= Problem description =
Your task is to tally the lines of the listing containing the word "Рентабельність" and report the figure alone.

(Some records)
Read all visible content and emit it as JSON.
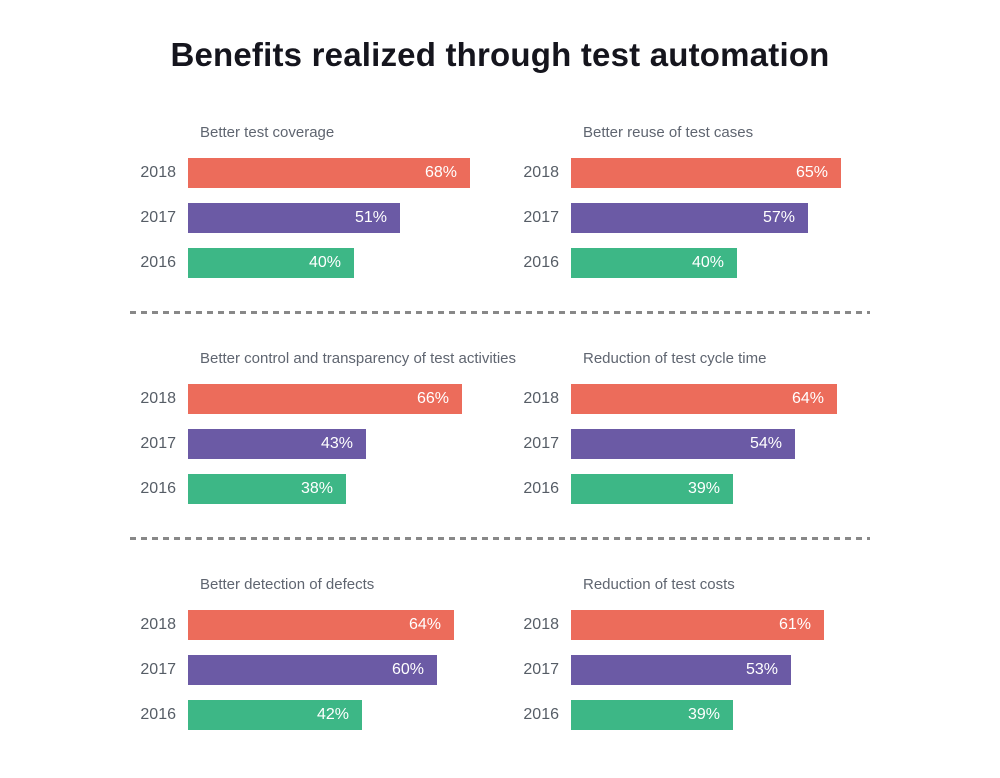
{
  "title": "Benefits realized through test automation",
  "chart_data": {
    "type": "bar",
    "orientation": "horizontal",
    "layout": "small-multiples 3 rows x 2 columns",
    "title": "Benefits realized through test automation",
    "categories": [
      "2018",
      "2017",
      "2016"
    ],
    "series_colors": [
      "#EC6C5B",
      "#6B5AA5",
      "#3DB786"
    ],
    "value_suffix": "%",
    "xlim": [
      0,
      100
    ],
    "grid": false,
    "legend": "none",
    "charts": [
      {
        "title": "Better test coverage",
        "values": [
          68,
          51,
          40
        ],
        "labels": [
          "68%",
          "51%",
          "40%"
        ]
      },
      {
        "title": "Better reuse of test cases",
        "values": [
          65,
          57,
          40
        ],
        "labels": [
          "65%",
          "57%",
          "40%"
        ]
      },
      {
        "title": "Better control and transparency of test activities",
        "values": [
          66,
          43,
          38
        ],
        "labels": [
          "66%",
          "43%",
          "38%"
        ]
      },
      {
        "title": "Reduction of test cycle time",
        "values": [
          64,
          54,
          39
        ],
        "labels": [
          "64%",
          "54%",
          "39%"
        ]
      },
      {
        "title": "Better detection of defects",
        "values": [
          64,
          60,
          42
        ],
        "labels": [
          "64%",
          "60%",
          "42%"
        ]
      },
      {
        "title": "Reduction of test costs",
        "values": [
          61,
          53,
          39
        ],
        "labels": [
          "61%",
          "53%",
          "39%"
        ]
      }
    ]
  },
  "colors": {
    "background": "#FFFFFF",
    "title_text": "#15151D",
    "chart_title_text": "#5F6570",
    "year_label_text": "#565D66",
    "value_label_text": "#FFFFFF",
    "divider": "#888888"
  }
}
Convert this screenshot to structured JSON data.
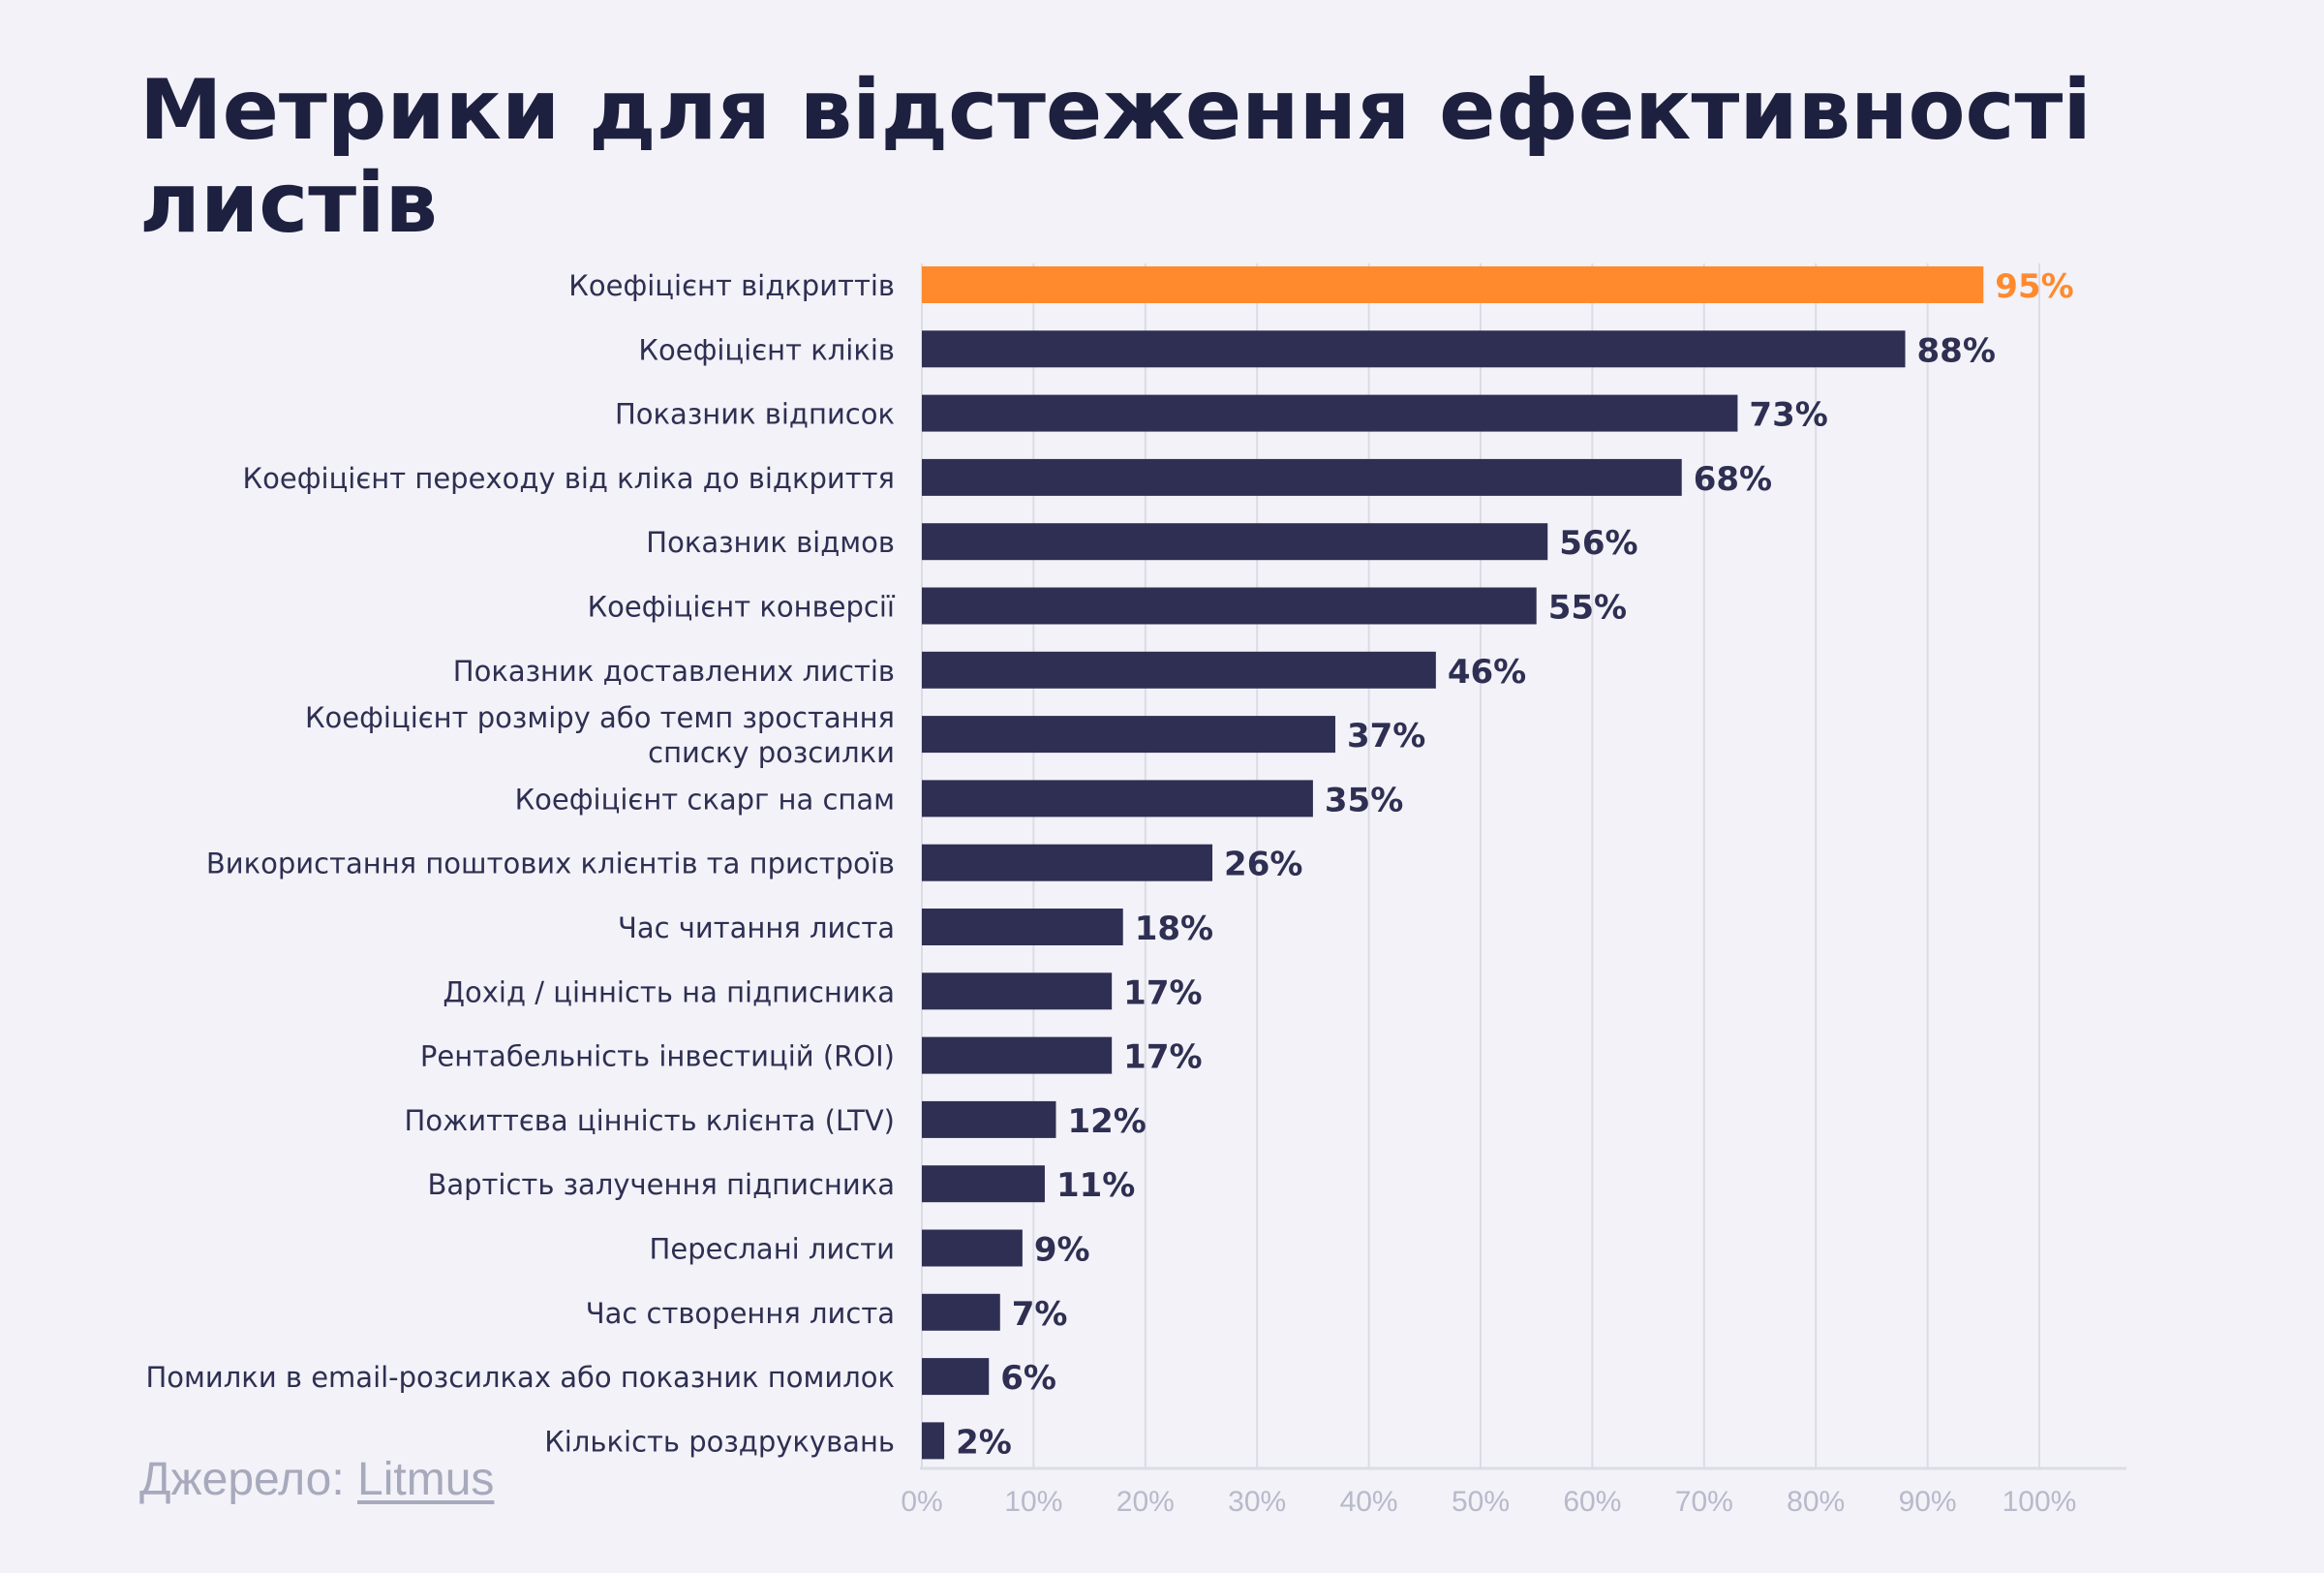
{
  "chart_data": {
    "type": "bar",
    "orientation": "horizontal",
    "title": "Метрики для відстеження ефективності листів",
    "categories": [
      "Коефіцієнт відкриттів",
      "Коефіцієнт кліків",
      "Показник відписок",
      "Коефіцієнт переходу від кліка до відкриття",
      "Показник відмов",
      "Коефіцієнт конверсії",
      "Показник доставлених листів",
      "Коефіцієнт розміру або темп зростання списку розсилки",
      "Коефіцієнт скарг на спам",
      "Використання поштових клієнтів та пристроїв",
      "Час читання листа",
      "Дохід / цінність на підписника",
      "Рентабельність інвестицій (ROI)",
      "Пожиттєва цінність клієнта (LTV)",
      "Вартість залучення підписника",
      "Переслані листи",
      "Час створення листа",
      "Помилки в email-розсилках або показник помилок",
      "Кількість роздрукувань"
    ],
    "category_lines": [
      [
        "Коефіцієнт відкриттів"
      ],
      [
        "Коефіцієнт кліків"
      ],
      [
        "Показник відписок"
      ],
      [
        "Коефіцієнт переходу від кліка до відкриття"
      ],
      [
        "Показник відмов"
      ],
      [
        "Коефіцієнт конверсії"
      ],
      [
        "Показник доставлених листів"
      ],
      [
        "Коефіцієнт розміру або темп зростання",
        "списку розсилки"
      ],
      [
        "Коефіцієнт скарг на спам"
      ],
      [
        "Використання поштових клієнтів та пристроїв"
      ],
      [
        "Час читання листа"
      ],
      [
        "Дохід / цінність на підписника"
      ],
      [
        "Рентабельність інвестицій (ROI)"
      ],
      [
        "Пожиттєва цінність клієнта (LTV)"
      ],
      [
        "Вартість залучення підписника"
      ],
      [
        "Переслані листи"
      ],
      [
        "Час створення листа"
      ],
      [
        "Помилки в email-розсилках або показник помилок"
      ],
      [
        "Кількість роздрукувань"
      ]
    ],
    "values": [
      95,
      88,
      73,
      68,
      56,
      55,
      46,
      37,
      35,
      26,
      18,
      17,
      17,
      12,
      11,
      9,
      7,
      6,
      2
    ],
    "value_labels": [
      "95%",
      "88%",
      "73%",
      "68%",
      "56%",
      "55%",
      "46%",
      "37%",
      "35%",
      "26%",
      "18%",
      "17%",
      "17%",
      "12%",
      "11%",
      "9%",
      "7%",
      "6%",
      "2%"
    ],
    "highlight_index": 0,
    "xlim": [
      0,
      100
    ],
    "x_ticks": [
      0,
      10,
      20,
      30,
      40,
      50,
      60,
      70,
      80,
      90,
      100
    ],
    "x_tick_labels": [
      "0%",
      "10%",
      "20%",
      "30%",
      "40%",
      "50%",
      "60%",
      "70%",
      "80%",
      "90%",
      "100%"
    ],
    "grid": "vertical",
    "legend": "none",
    "colors": {
      "bar": "#2e2f52",
      "highlight": "#ff8a2e",
      "title": "#1e2040",
      "label": "#2e2f52",
      "tick": "#b8b9ca",
      "grid": "#dcdce6",
      "source": "#a7a9bc"
    }
  },
  "source": {
    "prefix": "Джерело: ",
    "link_text": "Litmus"
  }
}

= Exercise answer =
2